> Exercise aim
From the line containing "Transcribe this chart's" through the last line of the material, copy every line exactly, both ends inclusive; do not copy pictures.

--- start of Extracted data ---

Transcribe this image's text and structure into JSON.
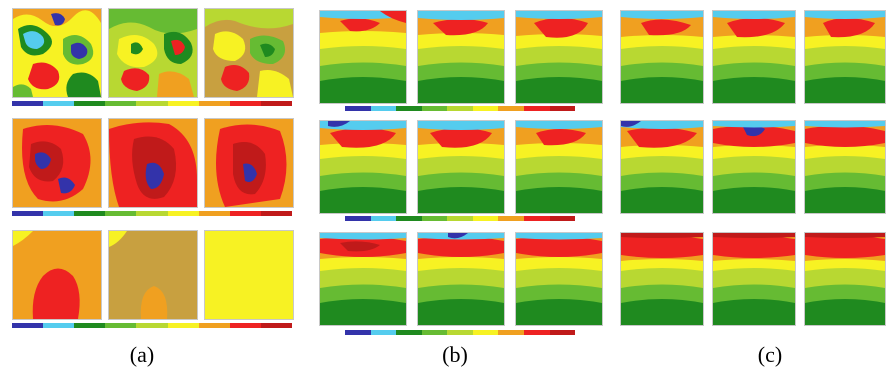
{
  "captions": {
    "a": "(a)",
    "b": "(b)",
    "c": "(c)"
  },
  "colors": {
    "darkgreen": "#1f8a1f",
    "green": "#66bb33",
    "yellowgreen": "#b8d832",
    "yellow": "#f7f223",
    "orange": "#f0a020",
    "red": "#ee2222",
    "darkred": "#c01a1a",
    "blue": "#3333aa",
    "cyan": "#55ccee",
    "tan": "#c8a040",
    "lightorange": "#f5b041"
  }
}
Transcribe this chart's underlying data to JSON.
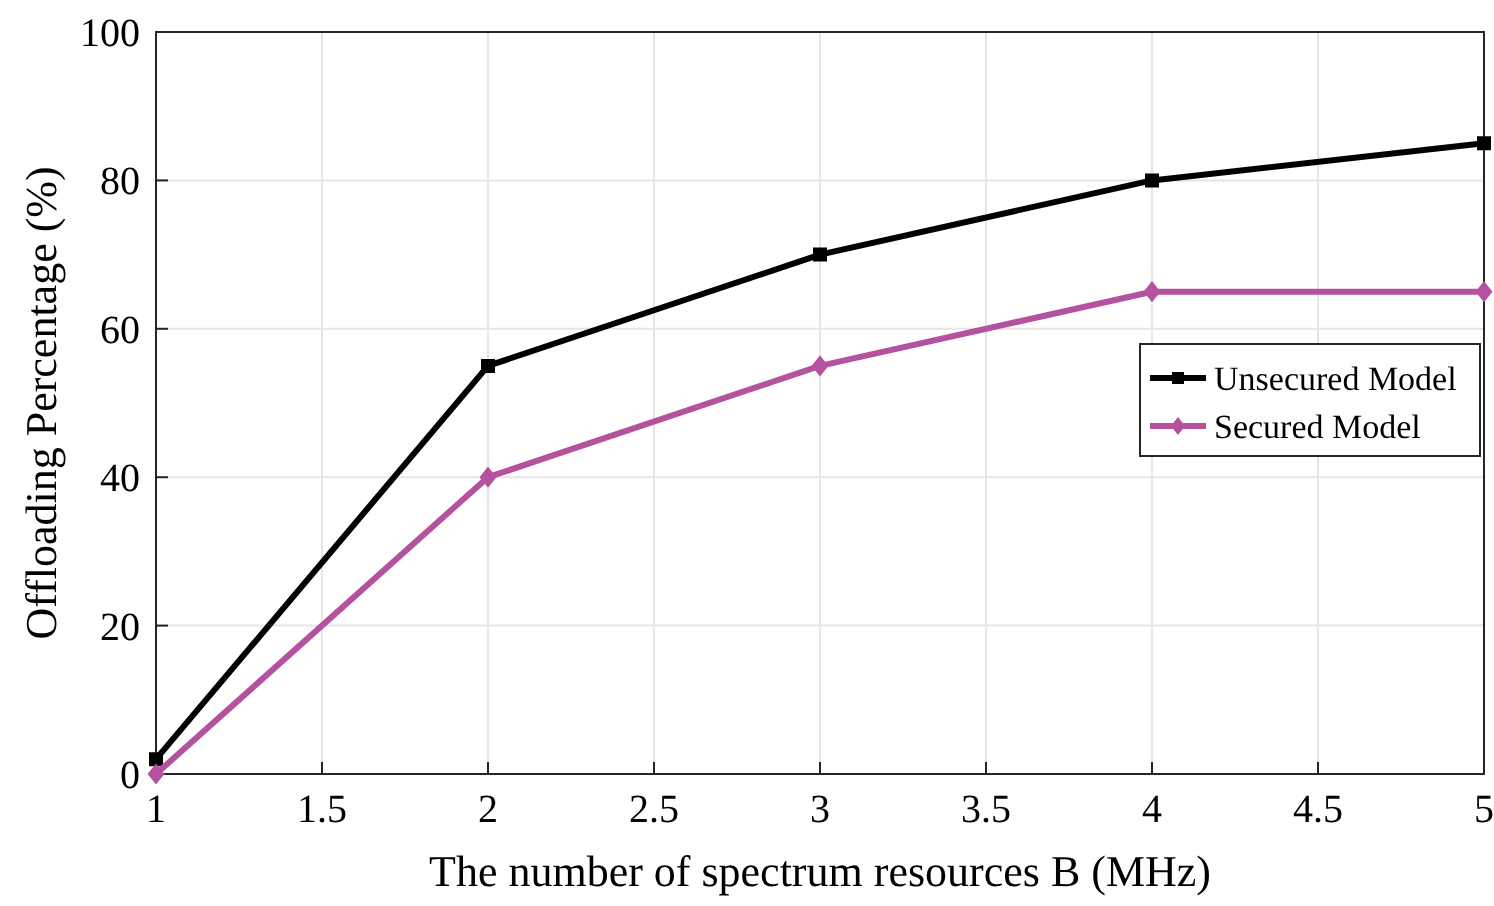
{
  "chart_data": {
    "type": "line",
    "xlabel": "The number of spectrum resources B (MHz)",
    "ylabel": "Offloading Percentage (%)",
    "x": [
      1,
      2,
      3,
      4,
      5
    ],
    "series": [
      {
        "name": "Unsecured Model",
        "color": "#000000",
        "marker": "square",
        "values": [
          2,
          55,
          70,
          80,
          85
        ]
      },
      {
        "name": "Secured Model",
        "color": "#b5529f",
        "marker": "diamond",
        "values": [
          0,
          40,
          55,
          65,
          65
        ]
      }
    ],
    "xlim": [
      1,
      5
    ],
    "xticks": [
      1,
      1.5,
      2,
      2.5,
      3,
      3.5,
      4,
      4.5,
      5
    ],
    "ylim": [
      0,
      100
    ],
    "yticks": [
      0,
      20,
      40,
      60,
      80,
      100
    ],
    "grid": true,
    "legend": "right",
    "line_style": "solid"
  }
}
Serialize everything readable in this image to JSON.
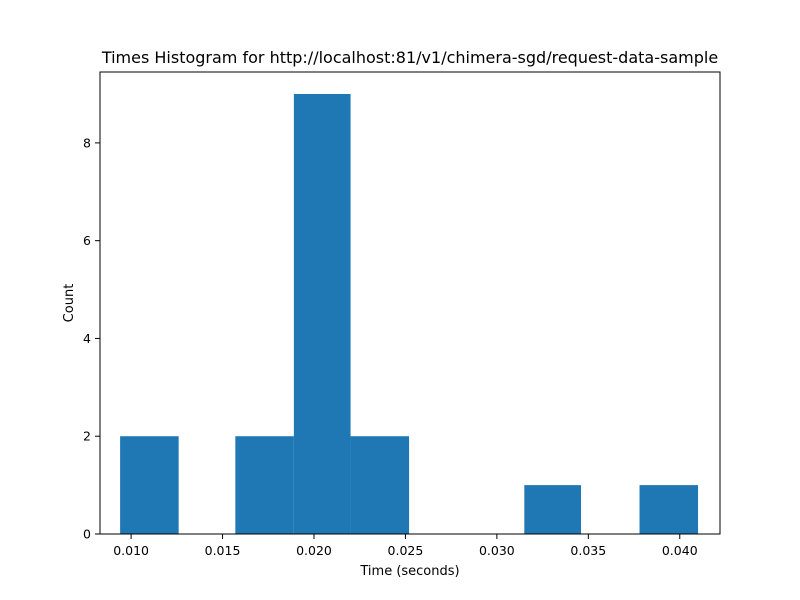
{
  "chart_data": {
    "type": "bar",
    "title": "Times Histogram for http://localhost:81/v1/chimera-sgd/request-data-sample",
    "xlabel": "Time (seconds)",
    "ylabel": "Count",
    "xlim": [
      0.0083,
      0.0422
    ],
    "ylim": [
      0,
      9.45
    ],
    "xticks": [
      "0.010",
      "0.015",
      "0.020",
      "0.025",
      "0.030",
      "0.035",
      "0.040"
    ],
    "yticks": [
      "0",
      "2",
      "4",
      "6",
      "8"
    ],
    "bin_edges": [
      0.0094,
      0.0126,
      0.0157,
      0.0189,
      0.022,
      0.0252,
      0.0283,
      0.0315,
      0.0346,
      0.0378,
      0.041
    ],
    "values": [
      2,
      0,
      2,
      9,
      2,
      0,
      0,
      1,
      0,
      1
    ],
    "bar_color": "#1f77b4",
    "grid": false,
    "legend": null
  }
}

--- end of Extracted data ---

> Correct output
Transcribe this chart's underlying data to JSON.
{
  "chart_data": {
    "type": "line",
    "xlabel": "The number of spectrum resources B (MHz)",
    "ylabel": "Offloading Percentage (%)",
    "x": [
      1,
      2,
      3,
      4,
      5
    ],
    "series": [
      {
        "name": "Unsecured Model",
        "color": "#000000",
        "marker": "square",
        "values": [
          2,
          55,
          70,
          80,
          85
        ]
      },
      {
        "name": "Secured Model",
        "color": "#b5529f",
        "marker": "diamond",
        "values": [
          0,
          40,
          55,
          65,
          65
        ]
      }
    ],
    "xlim": [
      1,
      5
    ],
    "xticks": [
      1,
      1.5,
      2,
      2.5,
      3,
      3.5,
      4,
      4.5,
      5
    ],
    "ylim": [
      0,
      100
    ],
    "yticks": [
      0,
      20,
      40,
      60,
      80,
      100
    ],
    "grid": true,
    "legend": "right",
    "line_style": "solid"
  }
}
Serialize everything readable in this image to JSON.
{
  "chart_data": {
    "type": "bar",
    "title": "Times Histogram for http://localhost:81/v1/chimera-sgd/request-data-sample",
    "xlabel": "Time (seconds)",
    "ylabel": "Count",
    "xlim": [
      0.0083,
      0.0422
    ],
    "ylim": [
      0,
      9.45
    ],
    "xticks": [
      "0.010",
      "0.015",
      "0.020",
      "0.025",
      "0.030",
      "0.035",
      "0.040"
    ],
    "yticks": [
      "0",
      "2",
      "4",
      "6",
      "8"
    ],
    "bin_edges": [
      0.0094,
      0.0126,
      0.0157,
      0.0189,
      0.022,
      0.0252,
      0.0283,
      0.0315,
      0.0346,
      0.0378,
      0.041
    ],
    "values": [
      2,
      0,
      2,
      9,
      2,
      0,
      0,
      1,
      0,
      1
    ],
    "bar_color": "#1f77b4",
    "grid": false,
    "legend": null
  }
}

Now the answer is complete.